[Problem details]: Transcribe the full listing exactly, and drop every picture.

Data entries for graphics

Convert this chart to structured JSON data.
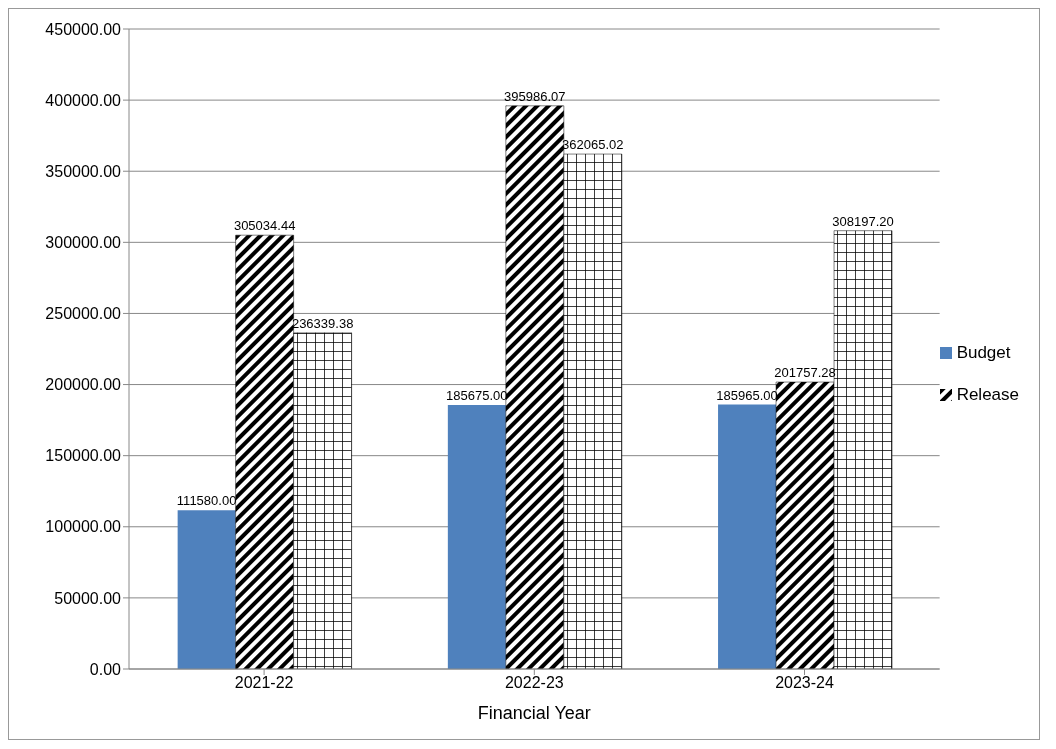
{
  "chart_data": {
    "type": "bar",
    "xlabel": "Financial Year",
    "categories": [
      "2021-22",
      "2022-23",
      "2023-24"
    ],
    "series": [
      {
        "name": "Budget",
        "color": "#4f81bd",
        "values": [
          111580.0,
          185675.0,
          185965.0
        ],
        "value_labels": [
          "111580.00",
          "185675.00",
          "185965.00"
        ]
      },
      {
        "name": "Release",
        "color": "#000000",
        "values": [
          305034.44,
          395986.07,
          201757.28
        ],
        "value_labels": [
          "305034.44",
          "395986.07",
          "201757.28"
        ]
      },
      {
        "color": "#000000",
        "values": [
          236339.38,
          362065.02,
          308197.2
        ],
        "value_labels": [
          "236339.38",
          "362065.02",
          "308197.20"
        ]
      }
    ],
    "ylim": [
      0,
      450000
    ],
    "yticks": [
      {
        "value": 0,
        "label": "0.00"
      },
      {
        "value": 50000,
        "label": "50000.00"
      },
      {
        "value": 100000,
        "label": "100000.00"
      },
      {
        "value": 150000,
        "label": "150000.00"
      },
      {
        "value": 200000,
        "label": "200000.00"
      },
      {
        "value": 250000,
        "label": "250000.00"
      },
      {
        "value": 300000,
        "label": "300000.00"
      },
      {
        "value": 350000,
        "label": "350000.00"
      },
      {
        "value": 400000,
        "label": "400000.00"
      },
      {
        "value": 450000,
        "label": "450000.00"
      }
    ],
    "grid": "y",
    "legend": "right"
  }
}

[Answer to the exercise]:
Convert this chart to structured JSON data.
{
  "chart_data": {
    "type": "bar",
    "xlabel": "Financial Year",
    "categories": [
      "2021-22",
      "2022-23",
      "2023-24"
    ],
    "series": [
      {
        "name": "Budget",
        "color": "#4f81bd",
        "values": [
          111580.0,
          185675.0,
          185965.0
        ],
        "value_labels": [
          "111580.00",
          "185675.00",
          "185965.00"
        ]
      },
      {
        "name": "Release",
        "color": "#000000",
        "values": [
          305034.44,
          395986.07,
          201757.28
        ],
        "value_labels": [
          "305034.44",
          "395986.07",
          "201757.28"
        ]
      },
      {
        "color": "#000000",
        "values": [
          236339.38,
          362065.02,
          308197.2
        ],
        "value_labels": [
          "236339.38",
          "362065.02",
          "308197.20"
        ]
      }
    ],
    "ylim": [
      0,
      450000
    ],
    "yticks": [
      {
        "value": 0,
        "label": "0.00"
      },
      {
        "value": 50000,
        "label": "50000.00"
      },
      {
        "value": 100000,
        "label": "100000.00"
      },
      {
        "value": 150000,
        "label": "150000.00"
      },
      {
        "value": 200000,
        "label": "200000.00"
      },
      {
        "value": 250000,
        "label": "250000.00"
      },
      {
        "value": 300000,
        "label": "300000.00"
      },
      {
        "value": 350000,
        "label": "350000.00"
      },
      {
        "value": 400000,
        "label": "400000.00"
      },
      {
        "value": 450000,
        "label": "450000.00"
      }
    ],
    "grid": "y",
    "legend": "right"
  }
}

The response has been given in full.